── Tekstfragment
Ook de ter beschikking stelling om niet en, onder omstandigheden, de als aanneemovereenkomst geconstrueerde overeenkomst kunnen, afhankelijk van de inhoud van het contract en de feitelijke uitvoering daarvan, ter beschikking stelling in de zin van dit besluit opleveren. Bepalend is slechts of de inlener feitelijk, krachtens het contract, zo nodig aangevuld met aanwijzingen over de uitvoering van het contract, bepaalt of kan bepalen welke arbeid door de arbeidskrachten wordt verricht, en de omstandigheden waaronder dit plaatsvindt. Over de vraag, wanneer sprake is van het ter beschikking stellen van personeel, kan ten slotte nog het volgende worden opgemerkt. Indien uit het contract met de opdrachtgever voortvloeit dat een dienst zal worden verricht onder gebruikmaking van op eigen risico door de dienstverlener aangeschafte bedrijfsmiddelen en aangeschafte materialen, en de dienstverlener die bedrijfsmiddelen laat bedienen en de materialen laat verwerken door eigen werknemers, is de vrijstellingregeling van toepassing, tenzij de beschikbaarstelling van de bedrijfsmiddelen en materialen slechts een ondergeschikt onderdeel vormt van de overeengekomen dienstverrichting, en de beschikbaarstelling van personeel aan de inlener overheerst.".
────
── Aangeleverd materiaal
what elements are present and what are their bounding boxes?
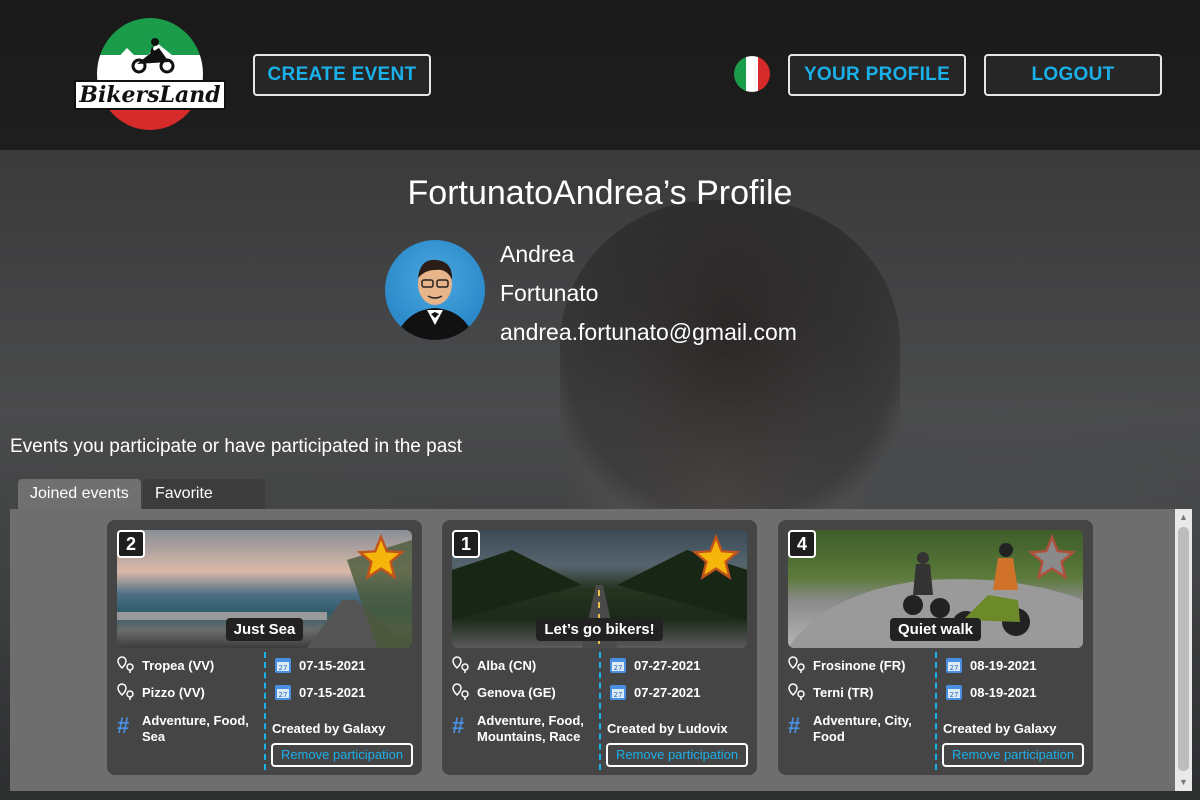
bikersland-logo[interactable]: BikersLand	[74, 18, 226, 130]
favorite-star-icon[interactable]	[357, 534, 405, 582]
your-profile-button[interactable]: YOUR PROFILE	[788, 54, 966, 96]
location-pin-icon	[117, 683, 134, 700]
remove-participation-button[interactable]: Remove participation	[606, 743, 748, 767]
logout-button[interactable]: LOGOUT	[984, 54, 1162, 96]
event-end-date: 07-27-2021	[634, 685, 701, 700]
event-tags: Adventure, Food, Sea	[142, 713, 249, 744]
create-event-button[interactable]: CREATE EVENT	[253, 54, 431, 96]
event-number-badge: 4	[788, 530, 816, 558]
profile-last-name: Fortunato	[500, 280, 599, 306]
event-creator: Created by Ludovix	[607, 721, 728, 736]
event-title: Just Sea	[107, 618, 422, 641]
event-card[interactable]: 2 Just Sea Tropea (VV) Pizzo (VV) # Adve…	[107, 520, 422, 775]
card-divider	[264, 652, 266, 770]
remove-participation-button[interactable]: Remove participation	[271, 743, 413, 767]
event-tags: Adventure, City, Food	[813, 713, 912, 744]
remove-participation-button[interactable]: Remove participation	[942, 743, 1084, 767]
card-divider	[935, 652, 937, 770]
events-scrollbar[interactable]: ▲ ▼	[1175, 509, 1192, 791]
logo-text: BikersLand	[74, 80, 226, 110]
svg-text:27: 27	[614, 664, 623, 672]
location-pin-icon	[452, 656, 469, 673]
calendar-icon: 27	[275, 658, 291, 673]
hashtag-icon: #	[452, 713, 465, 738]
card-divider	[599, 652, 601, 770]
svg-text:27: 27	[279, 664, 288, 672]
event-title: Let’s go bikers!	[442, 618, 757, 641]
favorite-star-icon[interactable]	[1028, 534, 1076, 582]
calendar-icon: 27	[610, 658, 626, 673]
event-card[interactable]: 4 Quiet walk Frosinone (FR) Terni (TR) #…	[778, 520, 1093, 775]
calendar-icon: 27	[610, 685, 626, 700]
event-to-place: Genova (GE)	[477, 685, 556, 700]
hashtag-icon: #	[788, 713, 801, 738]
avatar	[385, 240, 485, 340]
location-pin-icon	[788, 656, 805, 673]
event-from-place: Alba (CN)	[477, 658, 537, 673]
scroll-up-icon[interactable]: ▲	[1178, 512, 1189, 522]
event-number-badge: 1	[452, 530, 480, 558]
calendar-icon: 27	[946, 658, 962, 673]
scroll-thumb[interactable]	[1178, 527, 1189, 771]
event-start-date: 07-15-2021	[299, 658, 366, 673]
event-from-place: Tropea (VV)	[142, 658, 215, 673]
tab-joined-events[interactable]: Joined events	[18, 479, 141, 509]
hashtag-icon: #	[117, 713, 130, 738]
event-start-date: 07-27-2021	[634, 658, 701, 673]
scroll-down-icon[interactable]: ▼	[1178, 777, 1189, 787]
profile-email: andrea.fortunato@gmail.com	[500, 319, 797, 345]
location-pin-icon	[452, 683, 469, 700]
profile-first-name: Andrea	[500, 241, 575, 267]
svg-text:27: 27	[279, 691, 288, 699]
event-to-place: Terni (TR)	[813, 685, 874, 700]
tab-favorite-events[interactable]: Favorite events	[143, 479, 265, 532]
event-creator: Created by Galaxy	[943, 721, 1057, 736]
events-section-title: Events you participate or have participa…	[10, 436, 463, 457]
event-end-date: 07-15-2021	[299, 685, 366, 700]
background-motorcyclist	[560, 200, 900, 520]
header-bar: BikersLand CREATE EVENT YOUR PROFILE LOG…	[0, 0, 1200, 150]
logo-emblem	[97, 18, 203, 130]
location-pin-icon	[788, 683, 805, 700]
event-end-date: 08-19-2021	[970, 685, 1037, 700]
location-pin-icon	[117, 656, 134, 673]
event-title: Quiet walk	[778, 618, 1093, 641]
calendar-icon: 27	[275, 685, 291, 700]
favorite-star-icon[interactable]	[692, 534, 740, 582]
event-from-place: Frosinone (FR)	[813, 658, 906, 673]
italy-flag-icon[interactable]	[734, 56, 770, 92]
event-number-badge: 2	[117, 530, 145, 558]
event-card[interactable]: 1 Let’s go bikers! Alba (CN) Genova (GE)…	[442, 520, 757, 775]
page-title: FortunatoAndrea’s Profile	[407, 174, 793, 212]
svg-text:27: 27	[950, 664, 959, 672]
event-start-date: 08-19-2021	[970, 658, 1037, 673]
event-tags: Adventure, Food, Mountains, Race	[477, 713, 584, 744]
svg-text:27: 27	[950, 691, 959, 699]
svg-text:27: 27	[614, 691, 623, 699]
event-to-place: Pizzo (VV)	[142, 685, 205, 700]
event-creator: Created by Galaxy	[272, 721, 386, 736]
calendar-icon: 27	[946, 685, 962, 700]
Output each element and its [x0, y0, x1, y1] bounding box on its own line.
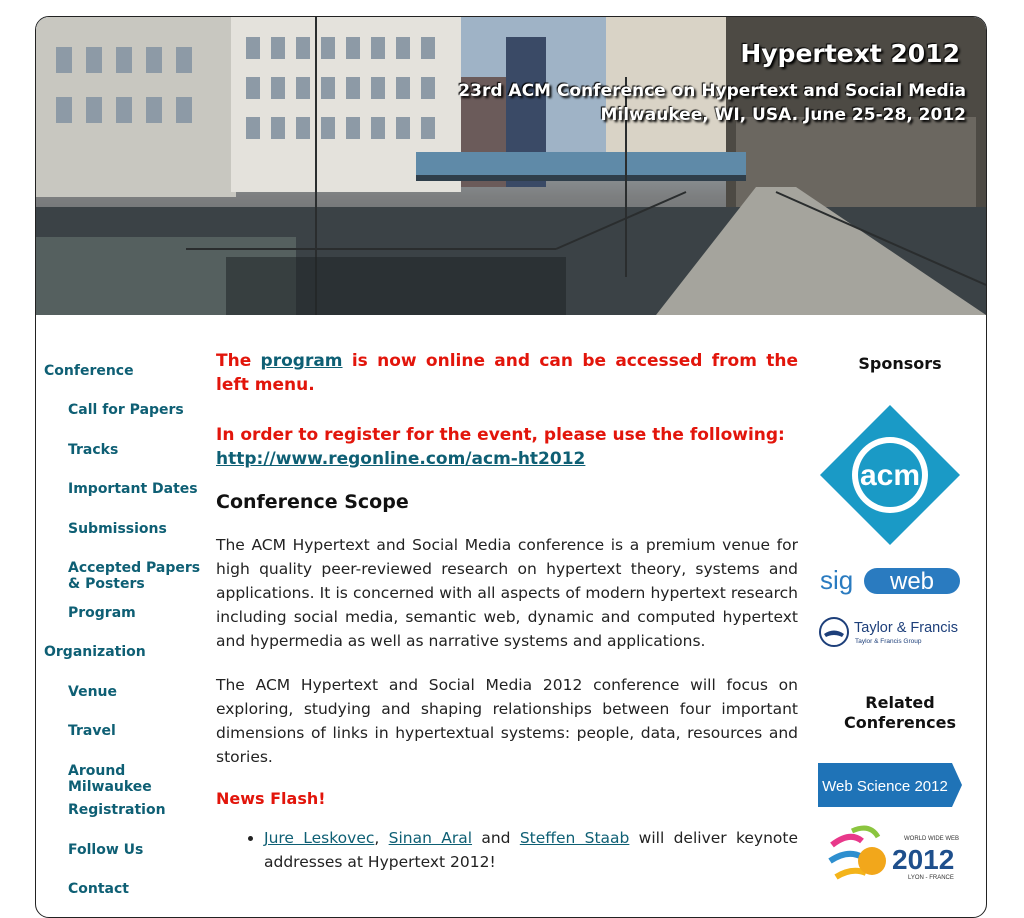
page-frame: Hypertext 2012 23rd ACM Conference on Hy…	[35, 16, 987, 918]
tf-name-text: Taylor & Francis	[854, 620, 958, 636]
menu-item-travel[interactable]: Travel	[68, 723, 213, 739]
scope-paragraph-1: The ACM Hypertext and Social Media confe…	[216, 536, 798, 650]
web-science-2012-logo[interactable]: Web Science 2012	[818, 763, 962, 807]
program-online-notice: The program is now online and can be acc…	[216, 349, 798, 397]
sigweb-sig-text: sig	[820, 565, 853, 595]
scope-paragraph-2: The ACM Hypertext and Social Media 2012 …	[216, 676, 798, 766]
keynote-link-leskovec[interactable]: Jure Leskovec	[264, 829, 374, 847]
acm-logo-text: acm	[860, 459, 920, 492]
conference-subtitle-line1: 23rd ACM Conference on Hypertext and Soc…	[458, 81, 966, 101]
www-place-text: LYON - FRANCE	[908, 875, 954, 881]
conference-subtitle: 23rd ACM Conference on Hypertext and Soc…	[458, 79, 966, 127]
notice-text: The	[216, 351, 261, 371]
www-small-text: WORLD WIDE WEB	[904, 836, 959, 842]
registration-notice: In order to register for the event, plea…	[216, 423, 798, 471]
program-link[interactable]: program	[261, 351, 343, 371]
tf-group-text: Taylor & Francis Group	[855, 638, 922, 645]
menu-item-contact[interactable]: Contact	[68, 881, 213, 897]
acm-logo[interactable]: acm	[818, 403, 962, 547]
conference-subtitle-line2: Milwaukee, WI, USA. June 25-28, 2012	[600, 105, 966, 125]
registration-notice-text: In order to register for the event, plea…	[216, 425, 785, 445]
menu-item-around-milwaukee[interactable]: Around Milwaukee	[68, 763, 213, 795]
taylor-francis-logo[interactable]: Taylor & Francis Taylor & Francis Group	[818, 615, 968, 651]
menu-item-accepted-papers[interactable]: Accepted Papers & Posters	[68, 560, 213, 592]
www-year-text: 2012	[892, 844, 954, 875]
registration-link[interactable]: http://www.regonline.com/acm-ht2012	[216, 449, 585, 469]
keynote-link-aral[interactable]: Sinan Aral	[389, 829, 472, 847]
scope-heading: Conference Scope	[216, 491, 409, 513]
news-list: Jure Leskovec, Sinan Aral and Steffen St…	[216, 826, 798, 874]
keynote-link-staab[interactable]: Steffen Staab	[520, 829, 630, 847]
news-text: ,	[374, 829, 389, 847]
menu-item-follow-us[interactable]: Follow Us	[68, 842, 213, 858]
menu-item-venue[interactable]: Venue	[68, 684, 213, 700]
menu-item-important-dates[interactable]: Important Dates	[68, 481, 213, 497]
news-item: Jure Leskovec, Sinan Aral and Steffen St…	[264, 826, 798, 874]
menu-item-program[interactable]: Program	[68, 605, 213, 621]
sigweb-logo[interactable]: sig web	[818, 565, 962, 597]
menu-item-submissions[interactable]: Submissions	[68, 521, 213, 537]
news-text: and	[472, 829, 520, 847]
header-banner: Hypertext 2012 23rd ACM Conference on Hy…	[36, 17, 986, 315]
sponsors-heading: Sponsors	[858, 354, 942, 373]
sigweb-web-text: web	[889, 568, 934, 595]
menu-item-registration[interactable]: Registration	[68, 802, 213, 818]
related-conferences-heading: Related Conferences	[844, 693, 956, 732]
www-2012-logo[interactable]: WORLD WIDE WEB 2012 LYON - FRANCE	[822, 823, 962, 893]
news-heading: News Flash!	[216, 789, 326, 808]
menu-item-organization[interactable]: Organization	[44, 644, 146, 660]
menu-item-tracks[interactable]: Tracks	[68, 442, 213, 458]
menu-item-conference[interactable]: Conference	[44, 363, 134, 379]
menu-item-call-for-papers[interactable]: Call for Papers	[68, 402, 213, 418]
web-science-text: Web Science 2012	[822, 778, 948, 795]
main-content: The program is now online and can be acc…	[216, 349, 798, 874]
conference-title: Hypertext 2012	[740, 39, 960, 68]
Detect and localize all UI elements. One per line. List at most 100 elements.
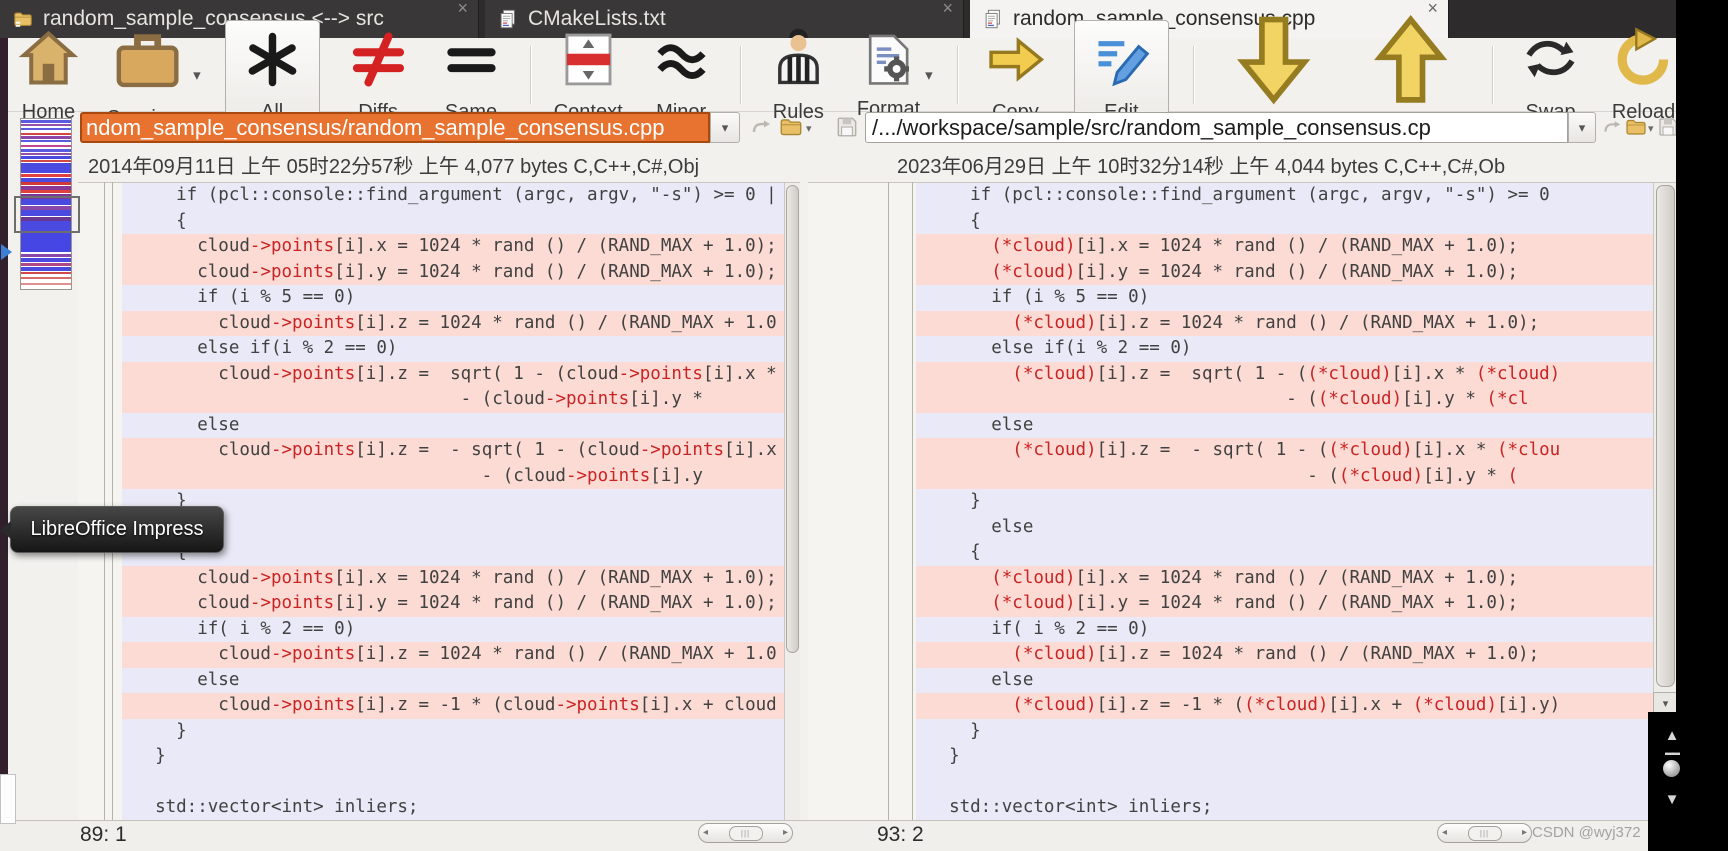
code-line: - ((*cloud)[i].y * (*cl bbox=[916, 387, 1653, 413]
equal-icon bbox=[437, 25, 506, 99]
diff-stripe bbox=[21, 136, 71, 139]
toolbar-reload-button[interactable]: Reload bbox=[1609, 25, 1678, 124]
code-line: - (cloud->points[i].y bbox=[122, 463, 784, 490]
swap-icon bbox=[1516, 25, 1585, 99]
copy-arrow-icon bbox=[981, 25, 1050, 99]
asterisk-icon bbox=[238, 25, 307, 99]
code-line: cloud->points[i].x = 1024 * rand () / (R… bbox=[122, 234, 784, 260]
────
Opdracht 1 — Wat is volgens de tekst over het ter beschikking stellen van personeel het enige dat bepalend is?
Opdracht 2 — Schrijf de tekst over het ter beschikking stellen van personeel verder, te beginnen na de laatste zin.

Uitwerking 1 — Of de inlener feitelijk, krachtens het contract en zo nodig aangevuld met aanwijzingen over de uitvoering, bepaalt of kan bepalen welke arbeid de arbeidskrachten verrichten en onder welke omstandigheden dat gebeurt.

Uitwerking 2 —
2.2. Vaststaat dat [wederpartij], een bedrijf dat zich toelegt op het leveren en aanbrengen van wegmarkeringen en geleiderails en de aanleg en het onderhoud van openbaar groen, op 4 mei 2005 in opdracht van de provincie Zeeland maaiwerkzaamheden heeft uitgevoerd in de bermen langs de Postweg en de Nieuwe Postweg te Tholen. Daarbij werd het maaien van het gras rondom de bermpaaltjes - de zogenoemde fijnmaaiwerkzaamheden - uitgevoerd door drie werknemers, twee met de Turkse en één met de Kazachstaanse nationaliteit (hierna: de vreemdelingen), die in dienst waren van [naam bedrijf], gevestigd in Duitsland, zonder dat hiervoor tewerkstellingsvergunningen waren afgegeven.

Evenmin is in geschil dat [naam bedrijf] kan worden aangemerkt als een communautaire dienstverlener en dat de vreemdelingen, die wonen in Duitsland, aldaar beschikken over een verblijfstitel en een arbeidsvergunning, en niet de nationaliteit hebben van één van de EU-lidstaten, zijn aan te merken als werknemers uit een derde land.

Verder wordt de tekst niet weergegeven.